DESCRIPTION OF THE TASK:
Give the count of lines containing the string "Read", with no other output.

LISTED ENTRIES:
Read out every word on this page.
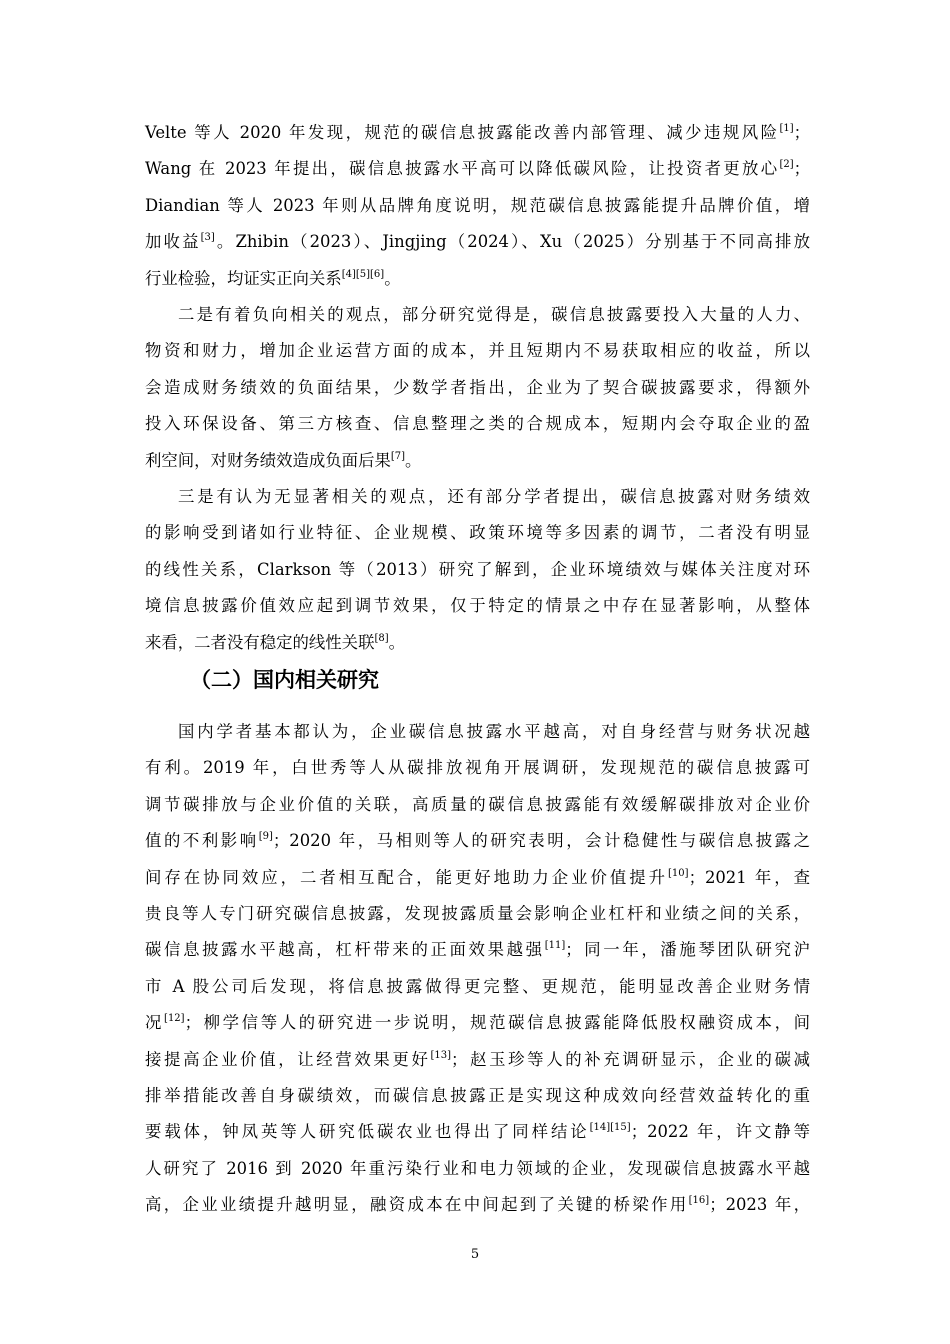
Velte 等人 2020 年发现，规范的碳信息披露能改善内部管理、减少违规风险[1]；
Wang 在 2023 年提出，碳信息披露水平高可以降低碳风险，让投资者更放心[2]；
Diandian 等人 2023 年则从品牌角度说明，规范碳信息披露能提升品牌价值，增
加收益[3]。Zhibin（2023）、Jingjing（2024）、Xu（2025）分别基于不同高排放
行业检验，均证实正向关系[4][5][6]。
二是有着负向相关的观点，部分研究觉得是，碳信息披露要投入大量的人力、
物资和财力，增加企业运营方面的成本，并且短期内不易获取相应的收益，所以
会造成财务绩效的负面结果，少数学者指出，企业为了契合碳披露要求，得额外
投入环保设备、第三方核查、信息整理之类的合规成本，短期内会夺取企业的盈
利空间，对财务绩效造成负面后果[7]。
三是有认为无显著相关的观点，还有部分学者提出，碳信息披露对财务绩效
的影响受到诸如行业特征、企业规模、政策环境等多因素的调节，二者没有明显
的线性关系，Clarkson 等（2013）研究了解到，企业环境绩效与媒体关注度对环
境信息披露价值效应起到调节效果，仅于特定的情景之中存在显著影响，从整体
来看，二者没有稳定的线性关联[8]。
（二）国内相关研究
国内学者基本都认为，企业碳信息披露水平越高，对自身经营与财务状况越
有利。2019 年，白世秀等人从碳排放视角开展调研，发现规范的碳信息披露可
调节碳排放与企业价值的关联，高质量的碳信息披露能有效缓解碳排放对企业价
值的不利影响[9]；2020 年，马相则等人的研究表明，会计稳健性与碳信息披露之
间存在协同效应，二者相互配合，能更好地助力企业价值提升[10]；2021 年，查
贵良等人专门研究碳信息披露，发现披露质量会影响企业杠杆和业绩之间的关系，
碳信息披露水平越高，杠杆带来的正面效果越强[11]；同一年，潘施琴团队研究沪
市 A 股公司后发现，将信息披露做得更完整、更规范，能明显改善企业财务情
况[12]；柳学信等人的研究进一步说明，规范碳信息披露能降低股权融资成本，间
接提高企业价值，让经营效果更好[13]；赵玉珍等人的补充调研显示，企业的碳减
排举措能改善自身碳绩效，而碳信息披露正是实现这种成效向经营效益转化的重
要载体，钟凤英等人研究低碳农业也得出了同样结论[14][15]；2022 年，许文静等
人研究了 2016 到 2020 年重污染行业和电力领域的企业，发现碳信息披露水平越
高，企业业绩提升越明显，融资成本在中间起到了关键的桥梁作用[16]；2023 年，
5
---
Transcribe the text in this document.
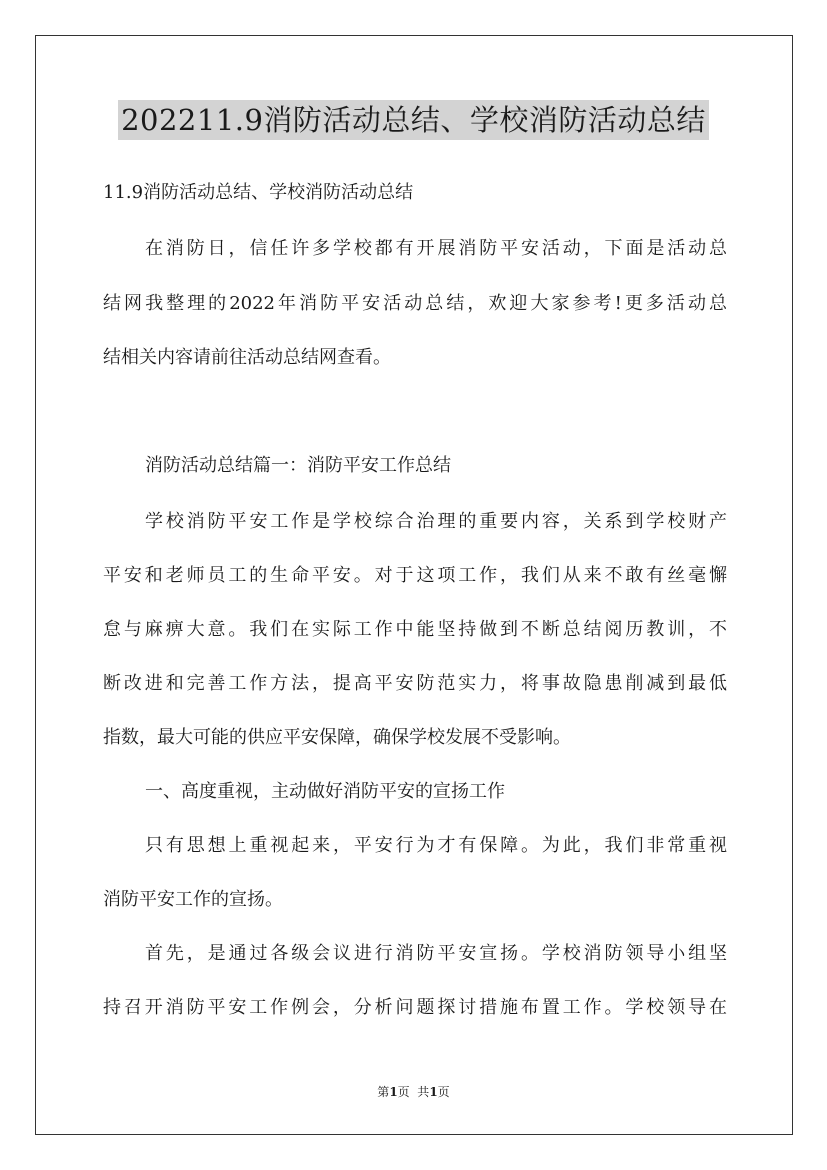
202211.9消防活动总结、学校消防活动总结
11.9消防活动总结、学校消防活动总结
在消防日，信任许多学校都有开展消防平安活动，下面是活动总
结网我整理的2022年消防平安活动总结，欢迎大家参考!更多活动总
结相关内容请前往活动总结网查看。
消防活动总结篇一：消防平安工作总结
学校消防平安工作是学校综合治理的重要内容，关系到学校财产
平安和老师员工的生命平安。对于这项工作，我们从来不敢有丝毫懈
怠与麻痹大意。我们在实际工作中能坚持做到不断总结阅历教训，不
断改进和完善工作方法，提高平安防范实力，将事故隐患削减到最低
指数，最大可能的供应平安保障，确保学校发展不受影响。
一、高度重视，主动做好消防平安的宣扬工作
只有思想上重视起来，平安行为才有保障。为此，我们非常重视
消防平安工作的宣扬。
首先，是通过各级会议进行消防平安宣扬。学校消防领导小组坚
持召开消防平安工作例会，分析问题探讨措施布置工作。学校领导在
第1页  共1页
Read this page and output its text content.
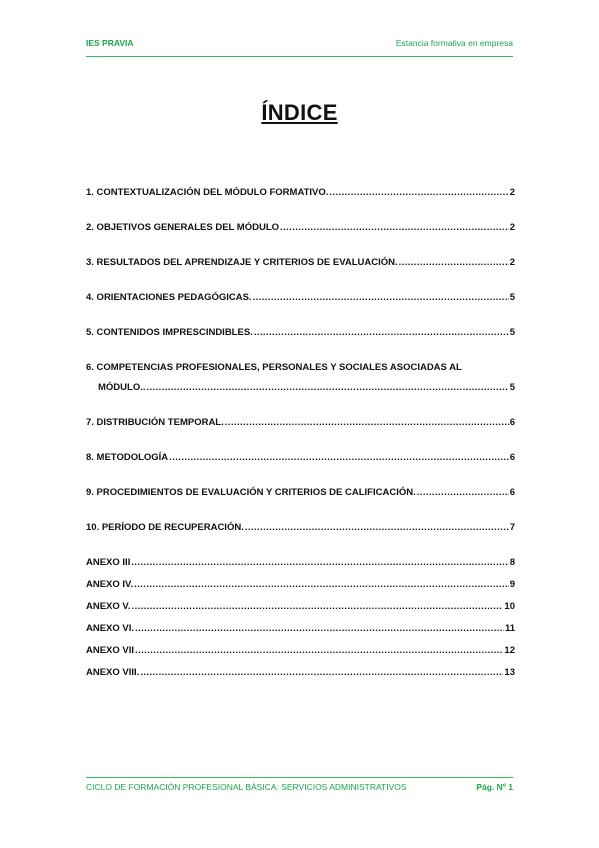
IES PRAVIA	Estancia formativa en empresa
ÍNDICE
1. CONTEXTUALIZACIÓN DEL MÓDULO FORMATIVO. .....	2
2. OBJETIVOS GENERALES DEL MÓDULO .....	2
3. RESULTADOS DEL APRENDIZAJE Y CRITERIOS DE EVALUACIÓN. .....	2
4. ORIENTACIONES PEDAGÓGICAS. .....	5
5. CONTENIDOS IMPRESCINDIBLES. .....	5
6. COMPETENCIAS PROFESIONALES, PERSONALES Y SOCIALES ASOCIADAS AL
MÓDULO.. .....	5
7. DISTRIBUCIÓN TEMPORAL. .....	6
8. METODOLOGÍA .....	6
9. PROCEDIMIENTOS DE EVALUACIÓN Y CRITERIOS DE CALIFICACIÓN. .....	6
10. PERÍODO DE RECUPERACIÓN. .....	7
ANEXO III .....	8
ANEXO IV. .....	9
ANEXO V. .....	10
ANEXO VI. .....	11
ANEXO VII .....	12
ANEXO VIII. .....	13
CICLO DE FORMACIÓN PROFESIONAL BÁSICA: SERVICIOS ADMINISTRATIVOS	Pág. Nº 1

REPLY TO THE TASK:
2